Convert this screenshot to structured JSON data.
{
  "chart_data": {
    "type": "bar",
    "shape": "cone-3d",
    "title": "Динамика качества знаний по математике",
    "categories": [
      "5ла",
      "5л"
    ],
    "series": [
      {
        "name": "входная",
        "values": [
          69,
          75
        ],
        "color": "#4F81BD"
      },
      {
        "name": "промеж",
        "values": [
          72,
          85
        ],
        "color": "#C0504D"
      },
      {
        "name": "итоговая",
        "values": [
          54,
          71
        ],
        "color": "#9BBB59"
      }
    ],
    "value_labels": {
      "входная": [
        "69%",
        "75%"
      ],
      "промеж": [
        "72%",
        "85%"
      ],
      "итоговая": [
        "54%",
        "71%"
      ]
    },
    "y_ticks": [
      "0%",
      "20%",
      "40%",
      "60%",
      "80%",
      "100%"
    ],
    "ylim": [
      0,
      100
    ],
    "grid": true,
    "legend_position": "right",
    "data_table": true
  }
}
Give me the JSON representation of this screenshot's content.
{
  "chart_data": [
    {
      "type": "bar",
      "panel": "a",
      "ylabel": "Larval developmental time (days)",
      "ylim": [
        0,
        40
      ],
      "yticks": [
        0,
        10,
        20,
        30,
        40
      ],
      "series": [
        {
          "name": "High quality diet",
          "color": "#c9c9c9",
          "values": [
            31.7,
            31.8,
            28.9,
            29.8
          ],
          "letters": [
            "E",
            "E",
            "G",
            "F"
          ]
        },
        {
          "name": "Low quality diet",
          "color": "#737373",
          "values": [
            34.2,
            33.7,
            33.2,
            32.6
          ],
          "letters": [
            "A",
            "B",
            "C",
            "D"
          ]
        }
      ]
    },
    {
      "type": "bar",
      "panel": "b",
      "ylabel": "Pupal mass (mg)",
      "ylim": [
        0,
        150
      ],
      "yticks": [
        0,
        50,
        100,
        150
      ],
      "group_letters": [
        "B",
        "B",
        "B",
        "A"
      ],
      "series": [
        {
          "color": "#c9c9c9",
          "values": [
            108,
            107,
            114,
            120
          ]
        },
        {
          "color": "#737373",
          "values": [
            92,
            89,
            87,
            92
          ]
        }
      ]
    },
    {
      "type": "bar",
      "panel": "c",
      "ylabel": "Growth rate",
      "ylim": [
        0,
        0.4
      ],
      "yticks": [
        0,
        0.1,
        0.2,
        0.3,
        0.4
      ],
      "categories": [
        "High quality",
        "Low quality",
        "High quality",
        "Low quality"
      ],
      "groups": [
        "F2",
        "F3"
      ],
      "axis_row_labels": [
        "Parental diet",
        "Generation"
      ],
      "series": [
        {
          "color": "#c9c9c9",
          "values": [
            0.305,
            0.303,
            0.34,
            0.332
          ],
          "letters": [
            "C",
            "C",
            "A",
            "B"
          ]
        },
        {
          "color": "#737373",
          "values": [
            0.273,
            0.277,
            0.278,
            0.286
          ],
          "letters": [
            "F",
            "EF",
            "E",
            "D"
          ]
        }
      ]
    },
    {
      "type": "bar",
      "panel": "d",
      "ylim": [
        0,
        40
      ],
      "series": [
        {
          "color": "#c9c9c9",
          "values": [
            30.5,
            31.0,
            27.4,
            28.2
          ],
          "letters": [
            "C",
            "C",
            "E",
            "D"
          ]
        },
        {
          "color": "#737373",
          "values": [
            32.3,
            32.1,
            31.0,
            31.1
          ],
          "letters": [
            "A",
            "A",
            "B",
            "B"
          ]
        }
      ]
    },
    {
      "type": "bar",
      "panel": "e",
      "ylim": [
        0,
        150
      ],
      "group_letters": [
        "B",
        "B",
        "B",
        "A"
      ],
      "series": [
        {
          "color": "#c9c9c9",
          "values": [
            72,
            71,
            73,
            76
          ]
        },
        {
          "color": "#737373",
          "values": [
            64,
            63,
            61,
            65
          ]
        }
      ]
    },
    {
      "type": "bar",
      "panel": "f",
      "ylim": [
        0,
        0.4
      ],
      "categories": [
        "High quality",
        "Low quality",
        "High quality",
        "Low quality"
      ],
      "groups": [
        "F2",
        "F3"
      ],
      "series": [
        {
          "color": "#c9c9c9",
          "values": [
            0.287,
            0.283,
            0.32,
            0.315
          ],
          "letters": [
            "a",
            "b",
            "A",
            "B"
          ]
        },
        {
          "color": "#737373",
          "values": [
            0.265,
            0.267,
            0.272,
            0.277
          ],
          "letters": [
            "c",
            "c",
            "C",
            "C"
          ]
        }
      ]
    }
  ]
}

### WORK TO BE COMPLETED
Exactly as written, please output every entry.

### SOLUTION FOR THIS PROBLEM
Convert this screenshot to structured JSON data.
{
  "chart_data": {
    "type": "bar",
    "shape": "cone-3d",
    "title": "Динамика качества знаний по математике",
    "categories": [
      "5ла",
      "5л"
    ],
    "series": [
      {
        "name": "входная",
        "values": [
          69,
          75
        ],
        "color": "#4F81BD"
      },
      {
        "name": "промеж",
        "values": [
          72,
          85
        ],
        "color": "#C0504D"
      },
      {
        "name": "итоговая",
        "values": [
          54,
          71
        ],
        "color": "#9BBB59"
      }
    ],
    "value_labels": {
      "входная": [
        "69%",
        "75%"
      ],
      "промеж": [
        "72%",
        "85%"
      ],
      "итоговая": [
        "54%",
        "71%"
      ]
    },
    "y_ticks": [
      "0%",
      "20%",
      "40%",
      "60%",
      "80%",
      "100%"
    ],
    "ylim": [
      0,
      100
    ],
    "grid": true,
    "legend_position": "right",
    "data_table": true
  }
}
Give me the JSON representation of this screenshot's content.
{
  "chart_data": [
    {
      "type": "bar",
      "panel": "a",
      "ylabel": "Larval developmental time (days)",
      "ylim": [
        0,
        40
      ],
      "yticks": [
        0,
        10,
        20,
        30,
        40
      ],
      "series": [
        {
          "name": "High quality diet",
          "color": "#c9c9c9",
          "values": [
            31.7,
            31.8,
            28.9,
            29.8
          ],
          "letters": [
            "E",
            "E",
            "G",
            "F"
          ]
        },
        {
          "name": "Low quality diet",
          "color": "#737373",
          "values": [
            34.2,
            33.7,
            33.2,
            32.6
          ],
          "letters": [
            "A",
            "B",
            "C",
            "D"
          ]
        }
      ]
    },
    {
      "type": "bar",
      "panel": "b",
      "ylabel": "Pupal mass (mg)",
      "ylim": [
        0,
        150
      ],
      "yticks": [
        0,
        50,
        100,
        150
      ],
      "group_letters": [
        "B",
        "B",
        "B",
        "A"
      ],
      "series": [
        {
          "color": "#c9c9c9",
          "values": [
            108,
            107,
            114,
            120
          ]
        },
        {
          "color": "#737373",
          "values": [
            92,
            89,
            87,
            92
          ]
        }
      ]
    },
    {
      "type": "bar",
      "panel": "c",
      "ylabel": "Growth rate",
      "ylim": [
        0,
        0.4
      ],
      "yticks": [
        0,
        0.1,
        0.2,
        0.3,
        0.4
      ],
      "categories": [
        "High quality",
        "Low quality",
        "High quality",
        "Low quality"
      ],
      "groups": [
        "F2",
        "F3"
      ],
      "axis_row_labels": [
        "Parental diet",
        "Generation"
      ],
      "series": [
        {
          "color": "#c9c9c9",
          "values": [
            0.305,
            0.303,
            0.34,
            0.332
          ],
          "letters": [
            "C",
            "C",
            "A",
            "B"
          ]
        },
        {
          "color": "#737373",
          "values": [
            0.273,
            0.277,
            0.278,
            0.286
          ],
          "letters": [
            "F",
            "EF",
            "E",
            "D"
          ]
        }
      ]
    },
    {
      "type": "bar",
      "panel": "d",
      "ylim": [
        0,
        40
      ],
      "series": [
        {
          "color": "#c9c9c9",
          "values": [
            30.5,
            31.0,
            27.4,
            28.2
          ],
          "letters": [
            "C",
            "C",
            "E",
            "D"
          ]
        },
        {
          "color": "#737373",
          "values": [
            32.3,
            32.1,
            31.0,
            31.1
          ],
          "letters": [
            "A",
            "A",
            "B",
            "B"
          ]
        }
      ]
    },
    {
      "type": "bar",
      "panel": "e",
      "ylim": [
        0,
        150
      ],
      "group_letters": [
        "B",
        "B",
        "B",
        "A"
      ],
      "series": [
        {
          "color": "#c9c9c9",
          "values": [
            72,
            71,
            73,
            76
          ]
        },
        {
          "color": "#737373",
          "values": [
            64,
            63,
            61,
            65
          ]
        }
      ]
    },
    {
      "type": "bar",
      "panel": "f",
      "ylim": [
        0,
        0.4
      ],
      "categories": [
        "High quality",
        "Low quality",
        "High quality",
        "Low quality"
      ],
      "groups": [
        "F2",
        "F3"
      ],
      "series": [
        {
          "color": "#c9c9c9",
          "values": [
            0.287,
            0.283,
            0.32,
            0.315
          ],
          "letters": [
            "a",
            "b",
            "A",
            "B"
          ]
        },
        {
          "color": "#737373",
          "values": [
            0.265,
            0.267,
            0.272,
            0.277
          ],
          "letters": [
            "c",
            "c",
            "C",
            "C"
          ]
        }
      ]
    }
  ]
}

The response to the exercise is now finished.